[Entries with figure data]
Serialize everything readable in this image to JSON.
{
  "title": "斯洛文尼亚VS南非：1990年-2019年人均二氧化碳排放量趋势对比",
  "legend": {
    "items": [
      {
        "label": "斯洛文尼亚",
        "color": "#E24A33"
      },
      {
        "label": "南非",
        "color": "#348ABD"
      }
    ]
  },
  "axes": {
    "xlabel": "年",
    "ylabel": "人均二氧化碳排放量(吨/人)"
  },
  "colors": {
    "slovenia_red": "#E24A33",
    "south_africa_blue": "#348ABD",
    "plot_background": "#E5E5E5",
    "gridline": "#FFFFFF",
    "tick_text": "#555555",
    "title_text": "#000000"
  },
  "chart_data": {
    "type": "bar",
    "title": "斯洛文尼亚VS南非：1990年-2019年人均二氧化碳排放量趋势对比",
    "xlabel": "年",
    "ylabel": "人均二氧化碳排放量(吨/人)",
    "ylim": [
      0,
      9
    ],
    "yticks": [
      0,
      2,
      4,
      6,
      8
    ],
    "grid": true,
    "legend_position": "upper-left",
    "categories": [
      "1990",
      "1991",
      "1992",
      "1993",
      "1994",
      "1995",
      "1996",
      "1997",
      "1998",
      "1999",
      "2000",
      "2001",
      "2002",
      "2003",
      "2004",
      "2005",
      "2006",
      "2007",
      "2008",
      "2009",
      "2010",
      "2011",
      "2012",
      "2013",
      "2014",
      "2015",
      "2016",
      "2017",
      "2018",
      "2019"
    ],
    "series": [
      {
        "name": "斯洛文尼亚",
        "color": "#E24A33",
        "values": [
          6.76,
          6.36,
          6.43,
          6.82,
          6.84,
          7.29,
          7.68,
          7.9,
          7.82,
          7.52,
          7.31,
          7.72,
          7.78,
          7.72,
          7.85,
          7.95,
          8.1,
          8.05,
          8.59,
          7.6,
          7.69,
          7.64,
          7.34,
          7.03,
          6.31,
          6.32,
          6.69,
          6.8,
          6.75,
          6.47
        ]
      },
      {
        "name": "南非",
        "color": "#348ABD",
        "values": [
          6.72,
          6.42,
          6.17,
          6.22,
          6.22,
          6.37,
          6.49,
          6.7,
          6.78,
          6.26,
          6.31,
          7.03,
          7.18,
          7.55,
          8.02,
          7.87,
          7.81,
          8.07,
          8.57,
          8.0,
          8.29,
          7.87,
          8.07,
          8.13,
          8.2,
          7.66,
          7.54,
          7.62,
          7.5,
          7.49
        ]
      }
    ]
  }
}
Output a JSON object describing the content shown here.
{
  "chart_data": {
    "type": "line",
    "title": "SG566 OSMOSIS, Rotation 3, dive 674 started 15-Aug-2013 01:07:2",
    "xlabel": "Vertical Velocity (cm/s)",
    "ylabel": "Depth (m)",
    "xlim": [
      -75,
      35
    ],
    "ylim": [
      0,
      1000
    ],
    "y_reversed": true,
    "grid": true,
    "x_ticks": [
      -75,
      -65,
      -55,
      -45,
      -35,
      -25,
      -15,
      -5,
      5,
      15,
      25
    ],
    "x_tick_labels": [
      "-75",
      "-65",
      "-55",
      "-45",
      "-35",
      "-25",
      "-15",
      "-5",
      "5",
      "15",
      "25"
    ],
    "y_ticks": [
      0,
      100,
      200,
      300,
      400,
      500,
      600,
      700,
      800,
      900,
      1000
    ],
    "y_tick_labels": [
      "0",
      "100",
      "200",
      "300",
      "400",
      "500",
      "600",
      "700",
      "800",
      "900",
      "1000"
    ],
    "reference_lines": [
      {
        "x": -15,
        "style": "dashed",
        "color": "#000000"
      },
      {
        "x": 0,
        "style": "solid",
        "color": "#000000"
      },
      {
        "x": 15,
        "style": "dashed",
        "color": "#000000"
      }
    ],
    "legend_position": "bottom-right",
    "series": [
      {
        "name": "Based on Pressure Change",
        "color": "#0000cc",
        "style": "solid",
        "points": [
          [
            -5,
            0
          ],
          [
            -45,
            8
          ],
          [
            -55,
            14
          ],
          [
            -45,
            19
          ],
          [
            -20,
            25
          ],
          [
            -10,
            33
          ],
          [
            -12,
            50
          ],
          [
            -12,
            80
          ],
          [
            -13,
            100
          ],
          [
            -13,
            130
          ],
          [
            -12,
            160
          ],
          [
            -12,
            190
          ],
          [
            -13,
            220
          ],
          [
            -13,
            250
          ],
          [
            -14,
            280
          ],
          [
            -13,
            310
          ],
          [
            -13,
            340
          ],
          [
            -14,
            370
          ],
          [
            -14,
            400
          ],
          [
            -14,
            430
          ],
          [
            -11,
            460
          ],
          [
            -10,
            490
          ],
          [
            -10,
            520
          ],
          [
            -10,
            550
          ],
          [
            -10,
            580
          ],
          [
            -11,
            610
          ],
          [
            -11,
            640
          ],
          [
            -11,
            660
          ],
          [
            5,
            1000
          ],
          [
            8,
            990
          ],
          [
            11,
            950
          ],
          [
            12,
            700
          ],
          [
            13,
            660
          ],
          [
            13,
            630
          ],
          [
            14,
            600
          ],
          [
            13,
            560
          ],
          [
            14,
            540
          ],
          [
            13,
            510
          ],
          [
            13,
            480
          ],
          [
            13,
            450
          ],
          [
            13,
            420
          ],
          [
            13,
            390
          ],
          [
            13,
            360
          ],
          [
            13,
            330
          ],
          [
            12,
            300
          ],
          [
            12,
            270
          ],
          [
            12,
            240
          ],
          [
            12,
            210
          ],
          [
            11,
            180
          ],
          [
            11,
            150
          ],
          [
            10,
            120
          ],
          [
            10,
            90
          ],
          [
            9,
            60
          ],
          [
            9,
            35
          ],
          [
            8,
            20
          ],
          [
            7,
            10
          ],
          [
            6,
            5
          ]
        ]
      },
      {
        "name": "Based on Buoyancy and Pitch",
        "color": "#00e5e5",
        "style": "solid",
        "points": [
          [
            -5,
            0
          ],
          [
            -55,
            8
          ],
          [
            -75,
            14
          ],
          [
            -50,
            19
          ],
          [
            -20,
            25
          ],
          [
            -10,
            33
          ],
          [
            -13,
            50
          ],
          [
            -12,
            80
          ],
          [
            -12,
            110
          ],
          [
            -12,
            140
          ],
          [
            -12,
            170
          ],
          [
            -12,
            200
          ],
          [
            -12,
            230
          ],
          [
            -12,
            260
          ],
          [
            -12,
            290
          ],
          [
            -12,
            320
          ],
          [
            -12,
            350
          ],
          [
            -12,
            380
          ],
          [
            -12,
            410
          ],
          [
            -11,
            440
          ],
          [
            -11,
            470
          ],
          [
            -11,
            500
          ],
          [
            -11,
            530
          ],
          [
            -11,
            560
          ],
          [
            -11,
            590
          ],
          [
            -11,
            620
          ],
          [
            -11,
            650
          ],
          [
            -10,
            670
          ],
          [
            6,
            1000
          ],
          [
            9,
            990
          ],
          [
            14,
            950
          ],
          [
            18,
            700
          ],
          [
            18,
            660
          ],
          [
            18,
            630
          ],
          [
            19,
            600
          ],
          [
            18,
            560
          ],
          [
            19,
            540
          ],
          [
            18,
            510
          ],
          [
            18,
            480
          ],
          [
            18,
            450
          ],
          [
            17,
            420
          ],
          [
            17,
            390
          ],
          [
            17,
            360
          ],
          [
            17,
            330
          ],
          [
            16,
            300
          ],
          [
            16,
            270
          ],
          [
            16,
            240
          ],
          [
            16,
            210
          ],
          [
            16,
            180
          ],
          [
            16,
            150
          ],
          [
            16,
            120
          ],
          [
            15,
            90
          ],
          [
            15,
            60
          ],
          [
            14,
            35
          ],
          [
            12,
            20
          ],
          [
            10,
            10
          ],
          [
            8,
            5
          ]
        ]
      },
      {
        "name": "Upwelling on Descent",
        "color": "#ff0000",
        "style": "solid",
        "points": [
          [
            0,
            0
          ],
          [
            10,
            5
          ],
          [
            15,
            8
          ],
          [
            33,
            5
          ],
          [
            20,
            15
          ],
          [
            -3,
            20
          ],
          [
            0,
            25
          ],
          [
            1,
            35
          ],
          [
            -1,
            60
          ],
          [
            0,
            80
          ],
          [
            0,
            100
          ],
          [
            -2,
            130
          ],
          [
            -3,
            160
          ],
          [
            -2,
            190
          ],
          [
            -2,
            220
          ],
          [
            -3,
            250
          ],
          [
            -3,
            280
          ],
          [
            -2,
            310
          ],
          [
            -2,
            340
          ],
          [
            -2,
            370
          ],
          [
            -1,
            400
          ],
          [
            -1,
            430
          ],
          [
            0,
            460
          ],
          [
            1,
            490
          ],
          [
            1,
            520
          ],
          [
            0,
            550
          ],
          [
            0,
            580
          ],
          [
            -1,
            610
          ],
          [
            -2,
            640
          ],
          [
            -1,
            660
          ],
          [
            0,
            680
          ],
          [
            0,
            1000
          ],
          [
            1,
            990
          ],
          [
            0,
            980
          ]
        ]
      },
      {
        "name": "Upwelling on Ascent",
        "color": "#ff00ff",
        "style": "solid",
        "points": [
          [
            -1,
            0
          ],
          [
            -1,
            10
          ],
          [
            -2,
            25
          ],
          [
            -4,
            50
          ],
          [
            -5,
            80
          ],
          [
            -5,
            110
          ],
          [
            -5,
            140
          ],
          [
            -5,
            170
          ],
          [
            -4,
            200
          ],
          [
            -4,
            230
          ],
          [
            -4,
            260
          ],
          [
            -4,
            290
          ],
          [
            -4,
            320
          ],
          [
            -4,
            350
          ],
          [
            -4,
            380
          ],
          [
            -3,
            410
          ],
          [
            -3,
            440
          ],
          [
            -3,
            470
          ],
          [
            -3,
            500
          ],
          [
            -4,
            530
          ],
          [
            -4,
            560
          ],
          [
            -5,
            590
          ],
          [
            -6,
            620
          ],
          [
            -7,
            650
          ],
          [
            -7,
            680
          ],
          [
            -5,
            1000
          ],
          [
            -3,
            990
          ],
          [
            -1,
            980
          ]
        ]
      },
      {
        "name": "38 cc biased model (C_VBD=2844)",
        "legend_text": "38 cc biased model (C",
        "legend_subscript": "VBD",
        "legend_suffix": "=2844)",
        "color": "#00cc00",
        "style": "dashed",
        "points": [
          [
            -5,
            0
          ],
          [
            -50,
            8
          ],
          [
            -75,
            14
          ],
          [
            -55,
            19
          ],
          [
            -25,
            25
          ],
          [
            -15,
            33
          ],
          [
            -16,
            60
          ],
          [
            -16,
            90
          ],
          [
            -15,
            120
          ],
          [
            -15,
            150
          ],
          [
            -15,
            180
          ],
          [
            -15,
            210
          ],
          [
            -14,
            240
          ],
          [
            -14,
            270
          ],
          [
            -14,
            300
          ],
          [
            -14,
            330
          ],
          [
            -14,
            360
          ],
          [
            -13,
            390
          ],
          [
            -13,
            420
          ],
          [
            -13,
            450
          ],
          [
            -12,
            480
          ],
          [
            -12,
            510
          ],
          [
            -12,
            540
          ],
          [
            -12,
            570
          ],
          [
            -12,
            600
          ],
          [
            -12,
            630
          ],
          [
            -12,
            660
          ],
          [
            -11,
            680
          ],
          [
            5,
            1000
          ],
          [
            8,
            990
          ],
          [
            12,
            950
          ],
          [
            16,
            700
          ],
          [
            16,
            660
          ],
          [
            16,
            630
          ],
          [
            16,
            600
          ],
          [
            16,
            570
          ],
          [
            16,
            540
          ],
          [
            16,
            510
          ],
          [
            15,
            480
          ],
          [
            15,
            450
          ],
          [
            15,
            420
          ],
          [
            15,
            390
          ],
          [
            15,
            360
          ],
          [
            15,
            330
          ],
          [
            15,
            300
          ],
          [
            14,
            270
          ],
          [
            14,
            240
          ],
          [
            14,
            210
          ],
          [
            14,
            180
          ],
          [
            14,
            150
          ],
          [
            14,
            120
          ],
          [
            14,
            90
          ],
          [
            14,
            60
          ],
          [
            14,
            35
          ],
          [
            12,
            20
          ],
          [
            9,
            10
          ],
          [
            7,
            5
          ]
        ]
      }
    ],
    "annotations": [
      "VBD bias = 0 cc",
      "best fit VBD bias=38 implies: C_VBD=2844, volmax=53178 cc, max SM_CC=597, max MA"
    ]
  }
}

→ WHAT YOU HAVE TO DO: Lines of the material that contain the word "name" are to be gathered.

→ WRITTEN SOLUTION:
        "name": "斯洛文尼亚",
        "name": "南非",
        "name": "Based on Pressure Change",
        "name": "Based on Buoyancy and Pitch",
        "name": "Upwelling on Descent",
        "name": "Upwelling on Ascent",
        "name": "38 cc biased model (C_VBD=2844)",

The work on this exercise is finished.